= DATA UNDER STUDY =
┄┄┄┄┄┄

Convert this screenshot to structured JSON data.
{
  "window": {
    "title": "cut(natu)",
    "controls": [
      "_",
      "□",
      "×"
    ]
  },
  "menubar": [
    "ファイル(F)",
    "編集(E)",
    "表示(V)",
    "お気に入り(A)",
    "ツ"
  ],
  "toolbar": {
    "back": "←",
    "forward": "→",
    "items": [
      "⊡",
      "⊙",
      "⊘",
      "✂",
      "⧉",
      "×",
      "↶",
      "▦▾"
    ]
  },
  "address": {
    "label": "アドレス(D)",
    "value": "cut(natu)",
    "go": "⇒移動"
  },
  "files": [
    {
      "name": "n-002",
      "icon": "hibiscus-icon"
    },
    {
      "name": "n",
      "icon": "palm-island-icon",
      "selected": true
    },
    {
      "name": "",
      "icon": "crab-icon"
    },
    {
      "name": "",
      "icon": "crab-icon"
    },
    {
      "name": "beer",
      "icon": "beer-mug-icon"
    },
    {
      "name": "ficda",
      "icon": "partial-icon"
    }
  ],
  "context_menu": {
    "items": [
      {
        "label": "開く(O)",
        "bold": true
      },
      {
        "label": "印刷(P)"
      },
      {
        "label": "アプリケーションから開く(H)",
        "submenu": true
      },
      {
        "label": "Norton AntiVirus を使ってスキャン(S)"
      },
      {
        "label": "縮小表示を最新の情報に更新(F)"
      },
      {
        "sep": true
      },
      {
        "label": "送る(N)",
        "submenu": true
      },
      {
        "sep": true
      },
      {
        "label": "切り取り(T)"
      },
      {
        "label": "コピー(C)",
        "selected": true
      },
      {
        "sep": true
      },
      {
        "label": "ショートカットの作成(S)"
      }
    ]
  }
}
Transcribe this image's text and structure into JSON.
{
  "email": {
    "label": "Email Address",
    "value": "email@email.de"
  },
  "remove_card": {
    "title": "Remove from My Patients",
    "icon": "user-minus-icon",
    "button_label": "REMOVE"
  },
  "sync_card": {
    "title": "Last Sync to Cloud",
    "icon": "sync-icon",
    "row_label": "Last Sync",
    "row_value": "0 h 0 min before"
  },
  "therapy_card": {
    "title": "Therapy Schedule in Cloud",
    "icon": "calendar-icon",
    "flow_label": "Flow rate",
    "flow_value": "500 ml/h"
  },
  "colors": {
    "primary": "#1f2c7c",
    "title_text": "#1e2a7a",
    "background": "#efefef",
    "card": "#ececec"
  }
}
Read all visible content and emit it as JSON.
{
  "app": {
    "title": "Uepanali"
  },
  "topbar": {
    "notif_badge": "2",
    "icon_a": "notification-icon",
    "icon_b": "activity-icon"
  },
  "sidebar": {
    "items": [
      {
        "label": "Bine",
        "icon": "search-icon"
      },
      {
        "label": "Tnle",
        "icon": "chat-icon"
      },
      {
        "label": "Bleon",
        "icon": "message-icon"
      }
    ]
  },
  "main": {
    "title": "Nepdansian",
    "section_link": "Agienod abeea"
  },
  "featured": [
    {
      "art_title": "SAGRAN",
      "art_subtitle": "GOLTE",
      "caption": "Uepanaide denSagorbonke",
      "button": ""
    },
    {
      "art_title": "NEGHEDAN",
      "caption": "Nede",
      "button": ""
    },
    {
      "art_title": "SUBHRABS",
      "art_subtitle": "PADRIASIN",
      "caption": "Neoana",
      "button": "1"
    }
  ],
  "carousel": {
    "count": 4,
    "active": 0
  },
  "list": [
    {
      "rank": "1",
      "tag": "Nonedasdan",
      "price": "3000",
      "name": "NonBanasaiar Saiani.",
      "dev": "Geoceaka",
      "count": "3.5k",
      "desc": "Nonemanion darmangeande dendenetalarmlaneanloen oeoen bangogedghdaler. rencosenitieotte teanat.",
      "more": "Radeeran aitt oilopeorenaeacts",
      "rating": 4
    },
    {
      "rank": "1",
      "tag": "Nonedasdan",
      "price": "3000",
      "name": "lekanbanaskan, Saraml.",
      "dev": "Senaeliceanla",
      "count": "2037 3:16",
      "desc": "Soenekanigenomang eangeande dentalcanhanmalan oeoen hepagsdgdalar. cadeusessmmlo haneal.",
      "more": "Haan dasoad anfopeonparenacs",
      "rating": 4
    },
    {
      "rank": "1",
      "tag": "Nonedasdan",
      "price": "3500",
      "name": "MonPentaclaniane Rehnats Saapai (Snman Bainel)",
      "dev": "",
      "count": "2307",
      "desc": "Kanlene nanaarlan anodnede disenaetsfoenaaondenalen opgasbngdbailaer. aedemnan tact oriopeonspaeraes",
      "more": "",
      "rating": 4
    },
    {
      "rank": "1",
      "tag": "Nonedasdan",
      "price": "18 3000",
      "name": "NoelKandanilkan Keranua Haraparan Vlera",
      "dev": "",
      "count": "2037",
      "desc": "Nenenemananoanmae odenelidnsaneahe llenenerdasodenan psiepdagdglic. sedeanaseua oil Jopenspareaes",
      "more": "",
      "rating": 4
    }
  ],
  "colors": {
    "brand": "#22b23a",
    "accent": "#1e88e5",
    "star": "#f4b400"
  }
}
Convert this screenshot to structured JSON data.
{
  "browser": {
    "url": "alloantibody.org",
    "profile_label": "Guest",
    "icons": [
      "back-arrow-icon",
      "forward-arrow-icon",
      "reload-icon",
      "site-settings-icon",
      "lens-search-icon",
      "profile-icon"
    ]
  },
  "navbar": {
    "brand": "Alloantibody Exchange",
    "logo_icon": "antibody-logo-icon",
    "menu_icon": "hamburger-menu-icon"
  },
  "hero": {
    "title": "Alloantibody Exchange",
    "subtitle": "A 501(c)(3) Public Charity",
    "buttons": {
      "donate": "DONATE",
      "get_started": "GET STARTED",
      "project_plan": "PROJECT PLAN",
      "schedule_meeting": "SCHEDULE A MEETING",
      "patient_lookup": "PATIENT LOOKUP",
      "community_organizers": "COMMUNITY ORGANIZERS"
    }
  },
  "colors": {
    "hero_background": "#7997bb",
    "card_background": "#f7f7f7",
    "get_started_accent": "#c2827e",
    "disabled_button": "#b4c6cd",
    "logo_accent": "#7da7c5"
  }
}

┄┄┄┄┄┄

= TASK DIRECTIONS =
An acceptable answer repeats every entry exactly, with nothing omitted.

= OUTPUT OF THE EXERCISE =
Convert this screenshot to structured JSON data.
{
  "window": {
    "title": "cut(natu)",
    "controls": [
      "_",
      "□",
      "×"
    ]
  },
  "menubar": [
    "ファイル(F)",
    "編集(E)",
    "表示(V)",
    "お気に入り(A)",
    "ツ"
  ],
  "toolbar": {
    "back": "←",
    "forward": "→",
    "items": [
      "⊡",
      "⊙",
      "⊘",
      "✂",
      "⧉",
      "×",
      "↶",
      "▦▾"
    ]
  },
  "address": {
    "label": "アドレス(D)",
    "value": "cut(natu)",
    "go": "⇒移動"
  },
  "files": [
    {
      "name": "n-002",
      "icon": "hibiscus-icon"
    },
    {
      "name": "n",
      "icon": "palm-island-icon",
      "selected": true
    },
    {
      "name": "",
      "icon": "crab-icon"
    },
    {
      "name": "",
      "icon": "crab-icon"
    },
    {
      "name": "beer",
      "icon": "beer-mug-icon"
    },
    {
      "name": "ficda",
      "icon": "partial-icon"
    }
  ],
  "context_menu": {
    "items": [
      {
        "label": "開く(O)",
        "bold": true
      },
      {
        "label": "印刷(P)"
      },
      {
        "label": "アプリケーションから開く(H)",
        "submenu": true
      },
      {
        "label": "Norton AntiVirus を使ってスキャン(S)"
      },
      {
        "label": "縮小表示を最新の情報に更新(F)"
      },
      {
        "sep": true
      },
      {
        "label": "送る(N)",
        "submenu": true
      },
      {
        "sep": true
      },
      {
        "label": "切り取り(T)"
      },
      {
        "label": "コピー(C)",
        "selected": true
      },
      {
        "sep": true
      },
      {
        "label": "ショートカットの作成(S)"
      }
    ]
  }
}
Transcribe this image's text and structure into JSON.
{
  "email": {
    "label": "Email Address",
    "value": "email@email.de"
  },
  "remove_card": {
    "title": "Remove from My Patients",
    "icon": "user-minus-icon",
    "button_label": "REMOVE"
  },
  "sync_card": {
    "title": "Last Sync to Cloud",
    "icon": "sync-icon",
    "row_label": "Last Sync",
    "row_value": "0 h 0 min before"
  },
  "therapy_card": {
    "title": "Therapy Schedule in Cloud",
    "icon": "calendar-icon",
    "flow_label": "Flow rate",
    "flow_value": "500 ml/h"
  },
  "colors": {
    "primary": "#1f2c7c",
    "title_text": "#1e2a7a",
    "background": "#efefef",
    "card": "#ececec"
  }
}
Read all visible content and emit it as JSON.
{
  "app": {
    "title": "Uepanali"
  },
  "topbar": {
    "notif_badge": "2",
    "icon_a": "notification-icon",
    "icon_b": "activity-icon"
  },
  "sidebar": {
    "items": [
      {
        "label": "Bine",
        "icon": "search-icon"
      },
      {
        "label": "Tnle",
        "icon": "chat-icon"
      },
      {
        "label": "Bleon",
        "icon": "message-icon"
      }
    ]
  },
  "main": {
    "title": "Nepdansian",
    "section_link": "Agienod abeea"
  },
  "featured": [
    {
      "art_title": "SAGRAN",
      "art_subtitle": "GOLTE",
      "caption": "Uepanaide denSagorbonke",
      "button": ""
    },
    {
      "art_title": "NEGHEDAN",
      "caption": "Nede",
      "button": ""
    },
    {
      "art_title": "SUBHRABS",
      "art_subtitle": "PADRIASIN",
      "caption": "Neoana",
      "button": "1"
    }
  ],
  "carousel": {
    "count": 4,
    "active": 0
  },
  "list": [
    {
      "rank": "1",
      "tag": "Nonedasdan",
      "price": "3000",
      "name": "NonBanasaiar Saiani.",
      "dev": "Geoceaka",
      "count": "3.5k",
      "desc": "Nonemanion darmangeande dendenetalarmlaneanloen oeoen bangogedghdaler. rencosenitieotte teanat.",
      "more": "Radeeran aitt oilopeorenaeacts",
      "rating": 4
    },
    {
      "rank": "1",
      "tag": "Nonedasdan",
      "price": "3000",
      "name": "lekanbanaskan, Saraml.",
      "dev": "Senaeliceanla",
      "count": "2037 3:16",
      "desc": "Soenekanigenomang eangeande dentalcanhanmalan oeoen hepagsdgdalar. cadeusessmmlo haneal.",
      "more": "Haan dasoad anfopeonparenacs",
      "rating": 4
    },
    {
      "rank": "1",
      "tag": "Nonedasdan",
      "price": "3500",
      "name": "MonPentaclaniane Rehnats Saapai (Snman Bainel)",
      "dev": "",
      "count": "2307",
      "desc": "Kanlene nanaarlan anodnede disenaetsfoenaaondenalen opgasbngdbailaer. aedemnan tact oriopeonspaeraes",
      "more": "",
      "rating": 4
    },
    {
      "rank": "1",
      "tag": "Nonedasdan",
      "price": "18 3000",
      "name": "NoelKandanilkan Keranua Haraparan Vlera",
      "dev": "",
      "count": "2037",
      "desc": "Nenenemananoanmae odenelidnsaneahe llenenerdasodenan psiepdagdglic. sedeanaseua oil Jopenspareaes",
      "more": "",
      "rating": 4
    }
  ],
  "colors": {
    "brand": "#22b23a",
    "accent": "#1e88e5",
    "star": "#f4b400"
  }
}
Convert this screenshot to structured JSON data.
{
  "browser": {
    "url": "alloantibody.org",
    "profile_label": "Guest",
    "icons": [
      "back-arrow-icon",
      "forward-arrow-icon",
      "reload-icon",
      "site-settings-icon",
      "lens-search-icon",
      "profile-icon"
    ]
  },
  "navbar": {
    "brand": "Alloantibody Exchange",
    "logo_icon": "antibody-logo-icon",
    "menu_icon": "hamburger-menu-icon"
  },
  "hero": {
    "title": "Alloantibody Exchange",
    "subtitle": "A 501(c)(3) Public Charity",
    "buttons": {
      "donate": "DONATE",
      "get_started": "GET STARTED",
      "project_plan": "PROJECT PLAN",
      "schedule_meeting": "SCHEDULE A MEETING",
      "patient_lookup": "PATIENT LOOKUP",
      "community_organizers": "COMMUNITY ORGANIZERS"
    }
  },
  "colors": {
    "hero_background": "#7997bb",
    "card_background": "#f7f7f7",
    "get_started_accent": "#c2827e",
    "disabled_button": "#b4c6cd",
    "logo_accent": "#7da7c5"
  }
}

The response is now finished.